Kaynak Metin -

15.03.2022 - 09:39 | Son Güncellenme:
İHA
Hazine ve Maliye Bakanı Dr. Nureddin Nebati, İHA muhabirine Türkiye Ekonomi Modeli’ni, Rusya’nın Ukrayna'ya savaş açmasından kaynaklanan emtia fiyatlarındaki artışın Türkiye’de nasıl etki doğuracağını değerlendirerek, enflasyon ile mücadele ve gıdada arz güvenliğinin sağlanması için atılan adımları anlattı.
Şu anda uygulanmakta olan Türkiye Ekonomi Modeli’ni gerek yurt içi gerekse yurt dışı piyasa aktörlerine anlatarak, hayata geçirilen bu politikanın çerçevesini çok net bir şekilde ortaya koyduklarını ifade eden Bakan Nebati, “Modelimizin temel hedefleri çok açık olup üretime, yatırıma ve ihracata odaklanarak istihdamı artırmak, Türkiye ekonomisinin dengeli ve istikrarlı büyümesini sağlamaktır” dedi.

Görev Yönergesi -
Kaynak metinde Bakan Nebati'nin sözlerine göre Türkiye Ekonomi Modeli'nin odaklandığı alanları sıralayın.

Toplanan Veriler -
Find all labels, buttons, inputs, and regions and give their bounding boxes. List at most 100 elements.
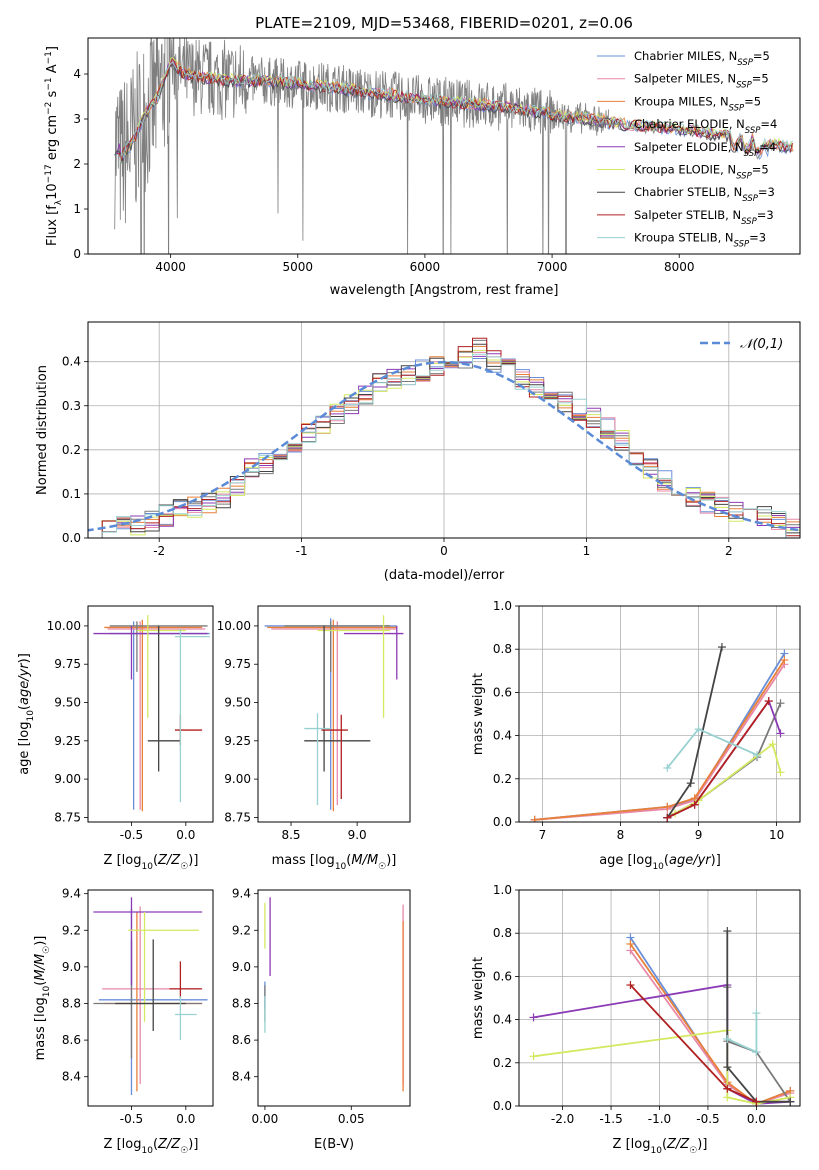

Doğru Yanıt -
Üretim, yatırım ve ihracat.